** Begin Data **

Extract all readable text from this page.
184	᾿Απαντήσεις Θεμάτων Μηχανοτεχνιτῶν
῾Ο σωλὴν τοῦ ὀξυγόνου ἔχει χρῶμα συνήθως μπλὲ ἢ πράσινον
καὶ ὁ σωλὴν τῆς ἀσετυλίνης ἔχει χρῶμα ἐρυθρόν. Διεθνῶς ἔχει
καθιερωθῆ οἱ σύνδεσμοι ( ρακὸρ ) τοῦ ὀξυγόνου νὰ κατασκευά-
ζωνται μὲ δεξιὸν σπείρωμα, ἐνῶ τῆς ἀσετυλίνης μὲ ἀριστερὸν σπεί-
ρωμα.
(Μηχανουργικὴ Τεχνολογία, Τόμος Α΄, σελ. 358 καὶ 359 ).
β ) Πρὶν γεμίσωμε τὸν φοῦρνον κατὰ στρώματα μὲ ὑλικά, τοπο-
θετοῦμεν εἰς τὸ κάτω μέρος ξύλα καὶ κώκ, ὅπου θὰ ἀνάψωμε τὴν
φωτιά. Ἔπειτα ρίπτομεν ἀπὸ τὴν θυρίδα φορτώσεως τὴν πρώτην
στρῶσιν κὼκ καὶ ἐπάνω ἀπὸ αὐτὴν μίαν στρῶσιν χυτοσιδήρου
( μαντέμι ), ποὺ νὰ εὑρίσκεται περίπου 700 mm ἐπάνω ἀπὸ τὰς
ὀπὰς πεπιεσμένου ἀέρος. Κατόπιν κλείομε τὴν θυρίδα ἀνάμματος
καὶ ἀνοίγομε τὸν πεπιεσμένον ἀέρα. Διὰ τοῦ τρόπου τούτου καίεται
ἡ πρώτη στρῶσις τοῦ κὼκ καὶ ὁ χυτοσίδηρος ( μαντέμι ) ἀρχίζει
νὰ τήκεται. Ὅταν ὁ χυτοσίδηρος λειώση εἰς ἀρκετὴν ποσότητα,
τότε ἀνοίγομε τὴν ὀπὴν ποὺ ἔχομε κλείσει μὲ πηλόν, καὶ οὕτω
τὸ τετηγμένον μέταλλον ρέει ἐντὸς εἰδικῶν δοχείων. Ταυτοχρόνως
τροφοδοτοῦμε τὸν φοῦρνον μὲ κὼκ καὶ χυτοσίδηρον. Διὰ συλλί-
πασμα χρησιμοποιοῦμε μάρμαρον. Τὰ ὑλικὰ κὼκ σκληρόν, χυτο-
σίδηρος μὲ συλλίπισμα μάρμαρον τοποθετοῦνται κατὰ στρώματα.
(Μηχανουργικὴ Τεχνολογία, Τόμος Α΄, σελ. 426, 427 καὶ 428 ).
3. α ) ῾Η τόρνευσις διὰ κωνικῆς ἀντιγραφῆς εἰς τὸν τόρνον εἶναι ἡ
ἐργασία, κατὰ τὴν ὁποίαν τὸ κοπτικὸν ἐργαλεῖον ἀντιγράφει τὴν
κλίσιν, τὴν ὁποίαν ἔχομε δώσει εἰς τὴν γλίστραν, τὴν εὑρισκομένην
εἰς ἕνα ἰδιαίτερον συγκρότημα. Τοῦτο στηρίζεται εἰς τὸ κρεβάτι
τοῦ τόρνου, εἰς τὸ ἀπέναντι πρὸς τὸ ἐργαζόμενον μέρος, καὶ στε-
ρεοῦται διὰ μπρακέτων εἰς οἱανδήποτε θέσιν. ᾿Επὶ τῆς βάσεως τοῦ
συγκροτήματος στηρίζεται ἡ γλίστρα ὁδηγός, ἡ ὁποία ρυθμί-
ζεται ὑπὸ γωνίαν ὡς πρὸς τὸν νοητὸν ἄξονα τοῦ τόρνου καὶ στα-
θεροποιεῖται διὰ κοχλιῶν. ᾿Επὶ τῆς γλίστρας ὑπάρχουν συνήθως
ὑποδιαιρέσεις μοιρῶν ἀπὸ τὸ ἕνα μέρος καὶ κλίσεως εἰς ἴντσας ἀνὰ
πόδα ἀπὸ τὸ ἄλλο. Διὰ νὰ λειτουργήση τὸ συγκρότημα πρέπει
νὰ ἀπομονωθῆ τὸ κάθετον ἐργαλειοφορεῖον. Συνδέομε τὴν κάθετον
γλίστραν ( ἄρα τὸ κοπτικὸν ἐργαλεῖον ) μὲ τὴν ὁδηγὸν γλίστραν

** End Data **

### What you will do
Every entry above should be retyped exactly as shown.

### Written reply
Extract all readable text from this page.
184	᾿Απαντήσεις Θεμάτων Μηχανοτεχνιτῶν
῾Ο σωλὴν τοῦ ὀξυγόνου ἔχει χρῶμα συνήθως μπλὲ ἢ πράσινον
καὶ ὁ σωλὴν τῆς ἀσετυλίνης ἔχει χρῶμα ἐρυθρόν. Διεθνῶς ἔχει
καθιερωθῆ οἱ σύνδεσμοι ( ρακὸρ ) τοῦ ὀξυγόνου νὰ κατασκευά-
ζωνται μὲ δεξιὸν σπείρωμα, ἐνῶ τῆς ἀσετυλίνης μὲ ἀριστερὸν σπεί-
ρωμα.
(Μηχανουργικὴ Τεχνολογία, Τόμος Α΄, σελ. 358 καὶ 359 ).
β ) Πρὶν γεμίσωμε τὸν φοῦρνον κατὰ στρώματα μὲ ὑλικά, τοπο-
θετοῦμεν εἰς τὸ κάτω μέρος ξύλα καὶ κώκ, ὅπου θὰ ἀνάψωμε τὴν
φωτιά. Ἔπειτα ρίπτομεν ἀπὸ τὴν θυρίδα φορτώσεως τὴν πρώτην
στρῶσιν κὼκ καὶ ἐπάνω ἀπὸ αὐτὴν μίαν στρῶσιν χυτοσιδήρου
( μαντέμι ), ποὺ νὰ εὑρίσκεται περίπου 700 mm ἐπάνω ἀπὸ τὰς
ὀπὰς πεπιεσμένου ἀέρος. Κατόπιν κλείομε τὴν θυρίδα ἀνάμματος
καὶ ἀνοίγομε τὸν πεπιεσμένον ἀέρα. Διὰ τοῦ τρόπου τούτου καίεται
ἡ πρώτη στρῶσις τοῦ κὼκ καὶ ὁ χυτοσίδηρος ( μαντέμι ) ἀρχίζει
νὰ τήκεται. Ὅταν ὁ χυτοσίδηρος λειώση εἰς ἀρκετὴν ποσότητα,
τότε ἀνοίγομε τὴν ὀπὴν ποὺ ἔχομε κλείσει μὲ πηλόν, καὶ οὕτω
τὸ τετηγμένον μέταλλον ρέει ἐντὸς εἰδικῶν δοχείων. Ταυτοχρόνως
τροφοδοτοῦμε τὸν φοῦρνον μὲ κὼκ καὶ χυτοσίδηρον. Διὰ συλλί-
πασμα χρησιμοποιοῦμε μάρμαρον. Τὰ ὑλικὰ κὼκ σκληρόν, χυτο-
σίδηρος μὲ συλλίπισμα μάρμαρον τοποθετοῦνται κατὰ στρώματα.
(Μηχανουργικὴ Τεχνολογία, Τόμος Α΄, σελ. 426, 427 καὶ 428 ).
3. α ) ῾Η τόρνευσις διὰ κωνικῆς ἀντιγραφῆς εἰς τὸν τόρνον εἶναι ἡ
ἐργασία, κατὰ τὴν ὁποίαν τὸ κοπτικὸν ἐργαλεῖον ἀντιγράφει τὴν
κλίσιν, τὴν ὁποίαν ἔχομε δώσει εἰς τὴν γλίστραν, τὴν εὑρισκομένην
εἰς ἕνα ἰδιαίτερον συγκρότημα. Τοῦτο στηρίζεται εἰς τὸ κρεβάτι
τοῦ τόρνου, εἰς τὸ ἀπέναντι πρὸς τὸ ἐργαζόμενον μέρος, καὶ στε-
ρεοῦται διὰ μπρακέτων εἰς οἱανδήποτε θέσιν. ᾿Επὶ τῆς βάσεως τοῦ
συγκροτήματος στηρίζεται ἡ γλίστρα ὁδηγός, ἡ ὁποία ρυθμί-
ζεται ὑπὸ γωνίαν ὡς πρὸς τὸν νοητὸν ἄξονα τοῦ τόρνου καὶ στα-
θεροποιεῖται διὰ κοχλιῶν. ᾿Επὶ τῆς γλίστρας ὑπάρχουν συνήθως
ὑποδιαιρέσεις μοιρῶν ἀπὸ τὸ ἕνα μέρος καὶ κλίσεως εἰς ἴντσας ἀνὰ
πόδα ἀπὸ τὸ ἄλλο. Διὰ νὰ λειτουργήση τὸ συγκρότημα πρέπει
νὰ ἀπομονωθῆ τὸ κάθετον ἐργαλειοφορεῖον. Συνδέομε τὴν κάθετον
γλίστραν ( ἄρα τὸ κοπτικὸν ἐργαλεῖον ) μὲ τὴν ὁδηγὸν γλίστραν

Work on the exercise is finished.